## TASK PROMPT
All of the data needs to be repeated exactly.

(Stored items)

* * *

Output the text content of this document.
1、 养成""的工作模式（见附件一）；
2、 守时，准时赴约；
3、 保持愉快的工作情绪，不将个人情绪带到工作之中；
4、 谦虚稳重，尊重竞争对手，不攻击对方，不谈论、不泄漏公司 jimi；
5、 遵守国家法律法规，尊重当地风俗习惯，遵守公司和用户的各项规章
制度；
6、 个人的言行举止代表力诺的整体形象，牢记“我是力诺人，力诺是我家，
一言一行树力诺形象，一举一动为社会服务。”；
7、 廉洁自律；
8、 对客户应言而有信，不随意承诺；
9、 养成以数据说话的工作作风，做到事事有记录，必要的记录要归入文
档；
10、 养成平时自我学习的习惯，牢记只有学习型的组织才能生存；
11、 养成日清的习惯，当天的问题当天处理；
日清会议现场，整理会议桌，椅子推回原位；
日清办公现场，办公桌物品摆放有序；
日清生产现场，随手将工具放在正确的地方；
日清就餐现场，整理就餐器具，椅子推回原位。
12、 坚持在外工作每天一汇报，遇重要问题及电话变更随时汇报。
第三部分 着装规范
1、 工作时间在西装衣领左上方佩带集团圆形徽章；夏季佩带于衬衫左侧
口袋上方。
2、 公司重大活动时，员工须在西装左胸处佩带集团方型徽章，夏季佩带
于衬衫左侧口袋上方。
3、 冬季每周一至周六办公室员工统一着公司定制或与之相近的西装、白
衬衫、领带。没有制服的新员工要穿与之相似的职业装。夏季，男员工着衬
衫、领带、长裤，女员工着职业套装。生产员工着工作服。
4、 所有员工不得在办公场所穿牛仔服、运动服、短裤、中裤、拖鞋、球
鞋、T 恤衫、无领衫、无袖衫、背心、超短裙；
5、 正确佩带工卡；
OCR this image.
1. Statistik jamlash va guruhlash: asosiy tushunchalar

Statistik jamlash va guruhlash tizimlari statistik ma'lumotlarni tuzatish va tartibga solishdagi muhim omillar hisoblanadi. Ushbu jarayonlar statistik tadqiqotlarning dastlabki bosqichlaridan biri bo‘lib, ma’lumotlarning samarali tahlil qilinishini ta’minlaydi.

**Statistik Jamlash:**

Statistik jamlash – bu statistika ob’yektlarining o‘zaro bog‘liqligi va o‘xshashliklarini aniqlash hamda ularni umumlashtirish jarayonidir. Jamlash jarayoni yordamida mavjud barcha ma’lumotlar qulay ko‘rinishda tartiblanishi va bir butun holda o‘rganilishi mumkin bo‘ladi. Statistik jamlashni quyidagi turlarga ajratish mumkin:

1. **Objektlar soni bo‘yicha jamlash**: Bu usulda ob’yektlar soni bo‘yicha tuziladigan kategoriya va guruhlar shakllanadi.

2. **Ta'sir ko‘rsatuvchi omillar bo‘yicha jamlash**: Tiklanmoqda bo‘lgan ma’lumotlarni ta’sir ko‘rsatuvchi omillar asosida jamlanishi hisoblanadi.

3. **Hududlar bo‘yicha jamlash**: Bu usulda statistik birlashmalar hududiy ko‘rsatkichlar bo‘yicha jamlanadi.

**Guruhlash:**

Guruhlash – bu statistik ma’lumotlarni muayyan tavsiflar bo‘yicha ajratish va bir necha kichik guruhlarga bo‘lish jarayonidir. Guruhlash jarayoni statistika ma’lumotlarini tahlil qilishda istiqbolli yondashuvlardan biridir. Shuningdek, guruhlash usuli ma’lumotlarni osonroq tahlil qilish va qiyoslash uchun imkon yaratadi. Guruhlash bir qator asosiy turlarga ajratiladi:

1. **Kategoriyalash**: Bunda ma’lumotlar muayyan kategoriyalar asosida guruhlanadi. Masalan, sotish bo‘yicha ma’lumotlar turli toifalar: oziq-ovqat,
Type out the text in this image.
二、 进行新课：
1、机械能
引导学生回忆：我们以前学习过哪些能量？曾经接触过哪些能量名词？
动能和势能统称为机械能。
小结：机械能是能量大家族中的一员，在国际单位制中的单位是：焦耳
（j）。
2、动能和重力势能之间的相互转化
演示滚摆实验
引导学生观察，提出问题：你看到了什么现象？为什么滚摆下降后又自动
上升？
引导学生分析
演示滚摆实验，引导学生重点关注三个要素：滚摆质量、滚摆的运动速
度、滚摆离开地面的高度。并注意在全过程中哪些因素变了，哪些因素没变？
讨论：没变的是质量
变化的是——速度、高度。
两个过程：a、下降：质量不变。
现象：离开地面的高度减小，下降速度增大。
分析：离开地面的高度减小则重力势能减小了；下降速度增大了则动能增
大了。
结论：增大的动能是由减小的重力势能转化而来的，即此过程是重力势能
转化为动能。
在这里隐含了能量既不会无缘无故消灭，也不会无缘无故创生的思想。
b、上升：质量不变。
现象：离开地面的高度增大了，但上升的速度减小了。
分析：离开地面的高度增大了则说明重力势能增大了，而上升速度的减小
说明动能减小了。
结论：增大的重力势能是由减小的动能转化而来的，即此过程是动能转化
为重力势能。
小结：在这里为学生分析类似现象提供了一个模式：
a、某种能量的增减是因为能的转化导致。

* * *

## ANSWER
Output the text content of this document.
1、 养成""的工作模式（见附件一）；
2、 守时，准时赴约；
3、 保持愉快的工作情绪，不将个人情绪带到工作之中；
4、 谦虚稳重，尊重竞争对手，不攻击对方，不谈论、不泄漏公司 jimi；
5、 遵守国家法律法规，尊重当地风俗习惯，遵守公司和用户的各项规章
制度；
6、 个人的言行举止代表力诺的整体形象，牢记“我是力诺人，力诺是我家，
一言一行树力诺形象，一举一动为社会服务。”；
7、 廉洁自律；
8、 对客户应言而有信，不随意承诺；
9、 养成以数据说话的工作作风，做到事事有记录，必要的记录要归入文
档；
10、 养成平时自我学习的习惯，牢记只有学习型的组织才能生存；
11、 养成日清的习惯，当天的问题当天处理；
日清会议现场，整理会议桌，椅子推回原位；
日清办公现场，办公桌物品摆放有序；
日清生产现场，随手将工具放在正确的地方；
日清就餐现场，整理就餐器具，椅子推回原位。
12、 坚持在外工作每天一汇报，遇重要问题及电话变更随时汇报。
第三部分 着装规范
1、 工作时间在西装衣领左上方佩带集团圆形徽章；夏季佩带于衬衫左侧
口袋上方。
2、 公司重大活动时，员工须在西装左胸处佩带集团方型徽章，夏季佩带
于衬衫左侧口袋上方。
3、 冬季每周一至周六办公室员工统一着公司定制或与之相近的西装、白
衬衫、领带。没有制服的新员工要穿与之相似的职业装。夏季，男员工着衬
衫、领带、长裤，女员工着职业套装。生产员工着工作服。
4、 所有员工不得在办公场所穿牛仔服、运动服、短裤、中裤、拖鞋、球
鞋、T 恤衫、无领衫、无袖衫、背心、超短裙；
5、 正确佩带工卡；
OCR this image.
1. Statistik jamlash va guruhlash: asosiy tushunchalar

Statistik jamlash va guruhlash tizimlari statistik ma'lumotlarni tuzatish va tartibga solishdagi muhim omillar hisoblanadi. Ushbu jarayonlar statistik tadqiqotlarning dastlabki bosqichlaridan biri bo‘lib, ma’lumotlarning samarali tahlil qilinishini ta’minlaydi.

**Statistik Jamlash:**

Statistik jamlash – bu statistika ob’yektlarining o‘zaro bog‘liqligi va o‘xshashliklarini aniqlash hamda ularni umumlashtirish jarayonidir. Jamlash jarayoni yordamida mavjud barcha ma’lumotlar qulay ko‘rinishda tartiblanishi va bir butun holda o‘rganilishi mumkin bo‘ladi. Statistik jamlashni quyidagi turlarga ajratish mumkin:

1. **Objektlar soni bo‘yicha jamlash**: Bu usulda ob’yektlar soni bo‘yicha tuziladigan kategoriya va guruhlar shakllanadi.

2. **Ta'sir ko‘rsatuvchi omillar bo‘yicha jamlash**: Tiklanmoqda bo‘lgan ma’lumotlarni ta’sir ko‘rsatuvchi omillar asosida jamlanishi hisoblanadi.

3. **Hududlar bo‘yicha jamlash**: Bu usulda statistik birlashmalar hududiy ko‘rsatkichlar bo‘yicha jamlanadi.

**Guruhlash:**

Guruhlash – bu statistik ma’lumotlarni muayyan tavsiflar bo‘yicha ajratish va bir necha kichik guruhlarga bo‘lish jarayonidir. Guruhlash jarayoni statistika ma’lumotlarini tahlil qilishda istiqbolli yondashuvlardan biridir. Shuningdek, guruhlash usuli ma’lumotlarni osonroq tahlil qilish va qiyoslash uchun imkon yaratadi. Guruhlash bir qator asosiy turlarga ajratiladi:

1. **Kategoriyalash**: Bunda ma’lumotlar muayyan kategoriyalar asosida guruhlanadi. Masalan, sotish bo‘yicha ma’lumotlar turli toifalar: oziq-ovqat,
Type out the text in this image.
二、 进行新课：
1、机械能
引导学生回忆：我们以前学习过哪些能量？曾经接触过哪些能量名词？
动能和势能统称为机械能。
小结：机械能是能量大家族中的一员，在国际单位制中的单位是：焦耳
（j）。
2、动能和重力势能之间的相互转化
演示滚摆实验
引导学生观察，提出问题：你看到了什么现象？为什么滚摆下降后又自动
上升？
引导学生分析
演示滚摆实验，引导学生重点关注三个要素：滚摆质量、滚摆的运动速
度、滚摆离开地面的高度。并注意在全过程中哪些因素变了，哪些因素没变？
讨论：没变的是质量
变化的是——速度、高度。
两个过程：a、下降：质量不变。
现象：离开地面的高度减小，下降速度增大。
分析：离开地面的高度减小则重力势能减小了；下降速度增大了则动能增
大了。
结论：增大的动能是由减小的重力势能转化而来的，即此过程是重力势能
转化为动能。
在这里隐含了能量既不会无缘无故消灭，也不会无缘无故创生的思想。
b、上升：质量不变。
现象：离开地面的高度增大了，但上升的速度减小了。
分析：离开地面的高度增大了则说明重力势能增大了，而上升速度的减小
说明动能减小了。
结论：增大的重力势能是由减小的动能转化而来的，即此过程是动能转化
为重力势能。
小结：在这里为学生分析类似现象提供了一个模式：
a、某种能量的增减是因为能的转化导致。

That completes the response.